◆ **Source records**
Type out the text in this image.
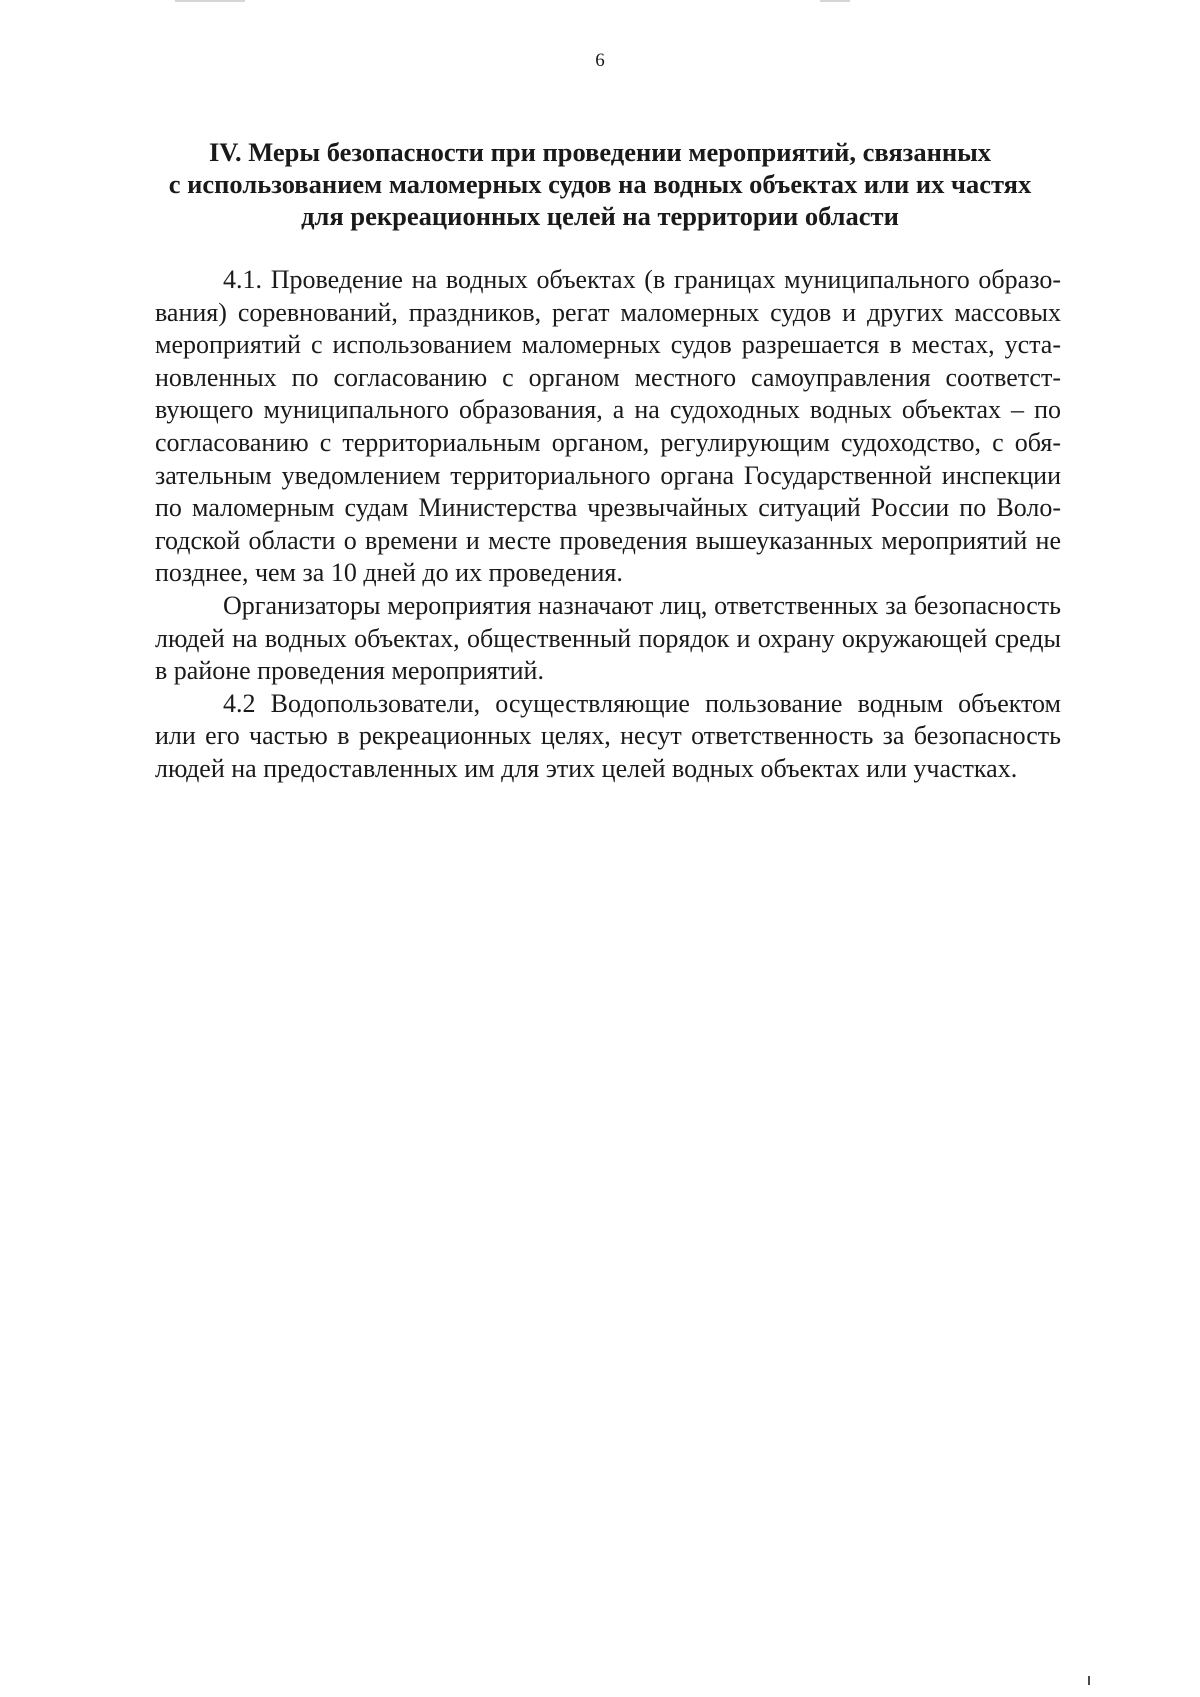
6
IV. Меры безопасности при проведении мероприятий, связанных
с использованием маломерных судов на водных объектах или их частях
для рекреационных целей на территории области

4.1. Проведение на водных объектах (в границах муниципального образования) соревнований, праздников, регат маломерных судов и других массовых мероприятий с использованием маломерных судов разрешается в местах, установленных по согласованию с органом местного самоуправления соответствующего муниципального образования, а на судоходных водных объектах – по согласованию с территориальным органом, регулирующим судоходство, с обязательным уведомлением территориального органа Государственной инспекции по маломерным судам Министерства чрезвычайных ситуаций России по Вологодской области о времени и месте проведения вышеуказанных мероприятий не позднее, чем за 10 дней до их проведения.

Организаторы мероприятия назначают лиц, ответственных за безопасность людей на водных объектах, общественный порядок и охрану окружающей среды в районе проведения мероприятий.

4.2 Водопользователи, осуществляющие пользование водным объектом или его частью в рекреационных целях, несут ответственность за безопасность людей на предоставленных им для этих целей водных объектах или участках.
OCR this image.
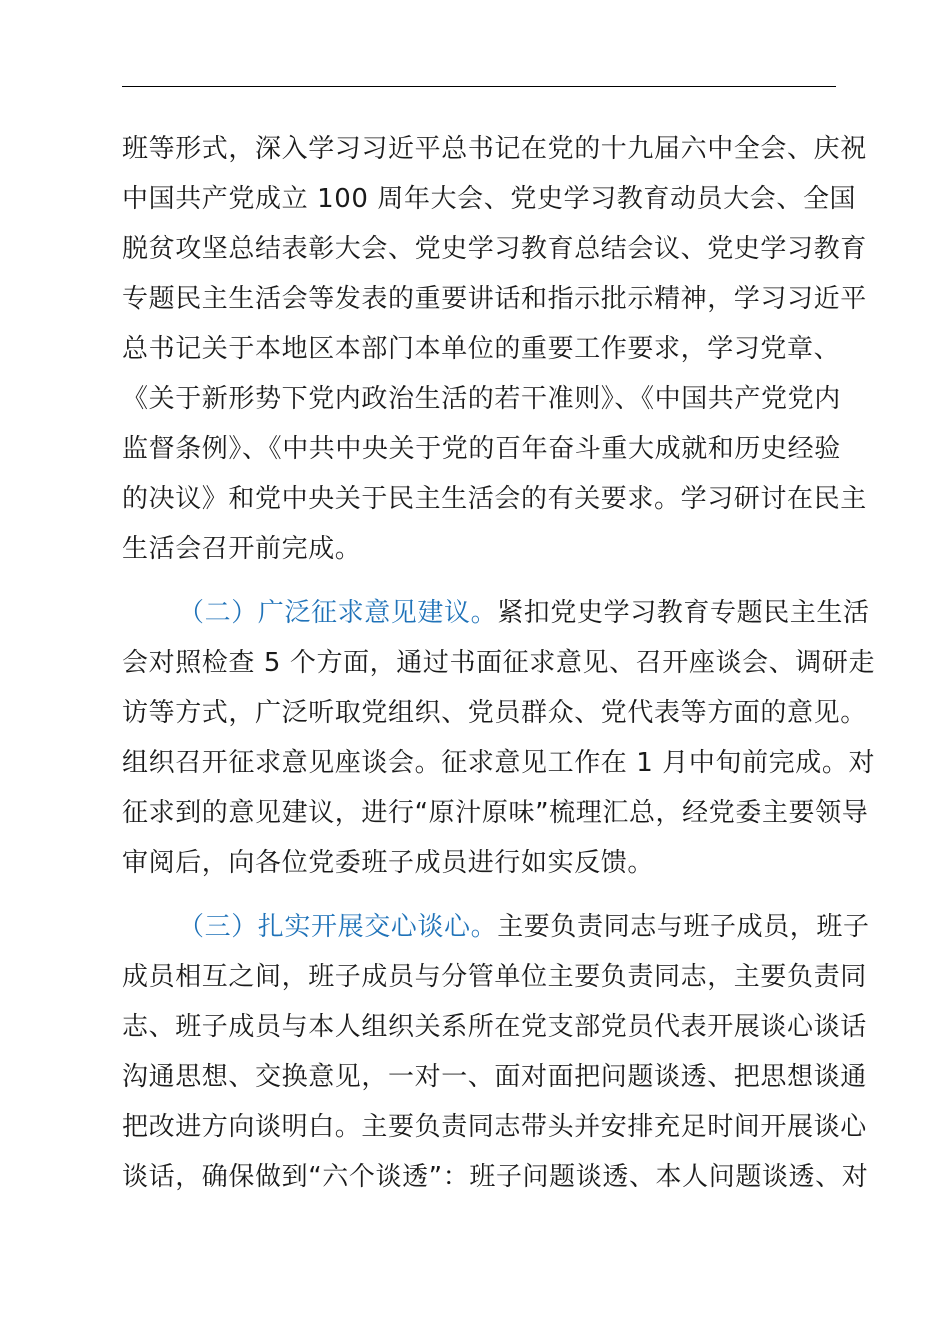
班等形式，深入学习习近平总书记在党的十九届六中全会、庆祝
中国共产党成立 100 周年大会、党史学习教育动员大会、全国
脱贫攻坚总结表彰大会、党史学习教育总结会议、党史学习教育
专题民主生活会等发表的重要讲话和指示批示精神，学习习近平
总书记关于本地区本部门本单位的重要工作要求，学习党章、
《关于新形势下党内政治生活的若干准则》、《中国共产党党内
监督条例》、《中共中央关于党的百年奋斗重大成就和历史经验
的决议》和党中央关于民主生活会的有关要求。学习研讨在民主
生活会召开前完成。

（二）广泛征求意见建议。紧扣党史学习教育专题民主生活
会对照检查 5 个方面，通过书面征求意见、召开座谈会、调研走
访等方式，广泛听取党组织、党员群众、党代表等方面的意见。
组织召开征求意见座谈会。征求意见工作在 1 月中旬前完成。对
征求到的意见建议，进行“原汁原味”梳理汇总，经党委主要领导
审阅后，向各位党委班子成员进行如实反馈。

（三）扎实开展交心谈心。主要负责同志与班子成员，班子
成员相互之间，班子成员与分管单位主要负责同志，主要负责同
志、班子成员与本人组织关系所在党支部党员代表开展谈心谈话
沟通思想、交换意见，一对一、面对面把问题谈透、把思想谈通
把改进方向谈明白。主要负责同志带头并安排充足时间开展谈心
谈话，确保做到“六个谈透”：班子问题谈透、本人问题谈透、对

◆ **Written task**
Your task is to retype the lines running from the one that contains "OCR this image." through the end of the records, and nothing else. Pictures are not part of the copy.

◆ **Task response**
OCR this image.
班等形式，深入学习习近平总书记在党的十九届六中全会、庆祝
中国共产党成立 100 周年大会、党史学习教育动员大会、全国
脱贫攻坚总结表彰大会、党史学习教育总结会议、党史学习教育
专题民主生活会等发表的重要讲话和指示批示精神，学习习近平
总书记关于本地区本部门本单位的重要工作要求，学习党章、
《关于新形势下党内政治生活的若干准则》、《中国共产党党内
监督条例》、《中共中央关于党的百年奋斗重大成就和历史经验
的决议》和党中央关于民主生活会的有关要求。学习研讨在民主
生活会召开前完成。

（二）广泛征求意见建议。紧扣党史学习教育专题民主生活
会对照检查 5 个方面，通过书面征求意见、召开座谈会、调研走
访等方式，广泛听取党组织、党员群众、党代表等方面的意见。
组织召开征求意见座谈会。征求意见工作在 1 月中旬前完成。对
征求到的意见建议，进行“原汁原味”梳理汇总，经党委主要领导
审阅后，向各位党委班子成员进行如实反馈。

（三）扎实开展交心谈心。主要负责同志与班子成员，班子
成员相互之间，班子成员与分管单位主要负责同志，主要负责同
志、班子成员与本人组织关系所在党支部党员代表开展谈心谈话
沟通思想、交换意见，一对一、面对面把问题谈透、把思想谈通
把改进方向谈明白。主要负责同志带头并安排充足时间开展谈心
谈话，确保做到“六个谈透”：班子问题谈透、本人问题谈透、对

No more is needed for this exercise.